(Records contained in a dataset)
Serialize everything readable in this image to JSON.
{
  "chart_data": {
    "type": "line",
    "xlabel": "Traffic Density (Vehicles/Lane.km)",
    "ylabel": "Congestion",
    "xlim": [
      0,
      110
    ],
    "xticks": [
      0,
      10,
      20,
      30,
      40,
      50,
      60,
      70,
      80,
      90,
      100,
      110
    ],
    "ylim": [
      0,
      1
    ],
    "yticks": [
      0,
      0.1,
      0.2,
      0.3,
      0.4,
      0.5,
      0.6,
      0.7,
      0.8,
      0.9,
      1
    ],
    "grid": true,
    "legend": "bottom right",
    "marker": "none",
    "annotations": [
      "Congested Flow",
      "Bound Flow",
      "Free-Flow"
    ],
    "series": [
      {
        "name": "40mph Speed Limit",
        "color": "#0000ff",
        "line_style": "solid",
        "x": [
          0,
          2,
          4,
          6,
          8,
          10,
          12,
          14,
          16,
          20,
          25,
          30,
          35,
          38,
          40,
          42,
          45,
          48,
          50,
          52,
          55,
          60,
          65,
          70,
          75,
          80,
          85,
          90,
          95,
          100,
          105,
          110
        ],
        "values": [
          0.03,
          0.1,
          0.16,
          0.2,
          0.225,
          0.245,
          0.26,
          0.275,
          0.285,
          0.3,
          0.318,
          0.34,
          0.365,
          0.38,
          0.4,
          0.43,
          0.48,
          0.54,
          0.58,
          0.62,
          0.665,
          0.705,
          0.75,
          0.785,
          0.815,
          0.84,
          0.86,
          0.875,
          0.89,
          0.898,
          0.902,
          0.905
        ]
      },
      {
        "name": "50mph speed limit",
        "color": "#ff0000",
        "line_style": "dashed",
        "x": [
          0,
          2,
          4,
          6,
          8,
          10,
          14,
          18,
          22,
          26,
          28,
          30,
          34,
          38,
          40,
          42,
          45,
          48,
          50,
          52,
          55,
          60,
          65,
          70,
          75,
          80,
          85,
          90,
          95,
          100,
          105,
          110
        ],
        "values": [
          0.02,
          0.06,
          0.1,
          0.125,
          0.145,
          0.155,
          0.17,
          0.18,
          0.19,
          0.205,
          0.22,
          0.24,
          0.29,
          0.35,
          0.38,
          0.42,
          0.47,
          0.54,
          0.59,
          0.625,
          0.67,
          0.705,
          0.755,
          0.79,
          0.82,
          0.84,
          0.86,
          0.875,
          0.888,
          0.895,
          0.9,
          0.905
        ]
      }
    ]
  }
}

• _Written request_: Retype the records in full. Keep every line identical to the original.

• _Answer to the task_:
Serialize everything readable in this image to JSON.
{
  "chart_data": {
    "type": "line",
    "xlabel": "Traffic Density (Vehicles/Lane.km)",
    "ylabel": "Congestion",
    "xlim": [
      0,
      110
    ],
    "xticks": [
      0,
      10,
      20,
      30,
      40,
      50,
      60,
      70,
      80,
      90,
      100,
      110
    ],
    "ylim": [
      0,
      1
    ],
    "yticks": [
      0,
      0.1,
      0.2,
      0.3,
      0.4,
      0.5,
      0.6,
      0.7,
      0.8,
      0.9,
      1
    ],
    "grid": true,
    "legend": "bottom right",
    "marker": "none",
    "annotations": [
      "Congested Flow",
      "Bound Flow",
      "Free-Flow"
    ],
    "series": [
      {
        "name": "40mph Speed Limit",
        "color": "#0000ff",
        "line_style": "solid",
        "x": [
          0,
          2,
          4,
          6,
          8,
          10,
          12,
          14,
          16,
          20,
          25,
          30,
          35,
          38,
          40,
          42,
          45,
          48,
          50,
          52,
          55,
          60,
          65,
          70,
          75,
          80,
          85,
          90,
          95,
          100,
          105,
          110
        ],
        "values": [
          0.03,
          0.1,
          0.16,
          0.2,
          0.225,
          0.245,
          0.26,
          0.275,
          0.285,
          0.3,
          0.318,
          0.34,
          0.365,
          0.38,
          0.4,
          0.43,
          0.48,
          0.54,
          0.58,
          0.62,
          0.665,
          0.705,
          0.75,
          0.785,
          0.815,
          0.84,
          0.86,
          0.875,
          0.89,
          0.898,
          0.902,
          0.905
        ]
      },
      {
        "name": "50mph speed limit",
        "color": "#ff0000",
        "line_style": "dashed",
        "x": [
          0,
          2,
          4,
          6,
          8,
          10,
          14,
          18,
          22,
          26,
          28,
          30,
          34,
          38,
          40,
          42,
          45,
          48,
          50,
          52,
          55,
          60,
          65,
          70,
          75,
          80,
          85,
          90,
          95,
          100,
          105,
          110
        ],
        "values": [
          0.02,
          0.06,
          0.1,
          0.125,
          0.145,
          0.155,
          0.17,
          0.18,
          0.19,
          0.205,
          0.22,
          0.24,
          0.29,
          0.35,
          0.38,
          0.42,
          0.47,
          0.54,
          0.59,
          0.625,
          0.67,
          0.705,
          0.755,
          0.79,
          0.82,
          0.84,
          0.86,
          0.875,
          0.888,
          0.895,
          0.9,
          0.905
        ]
      }
    ]
  }
}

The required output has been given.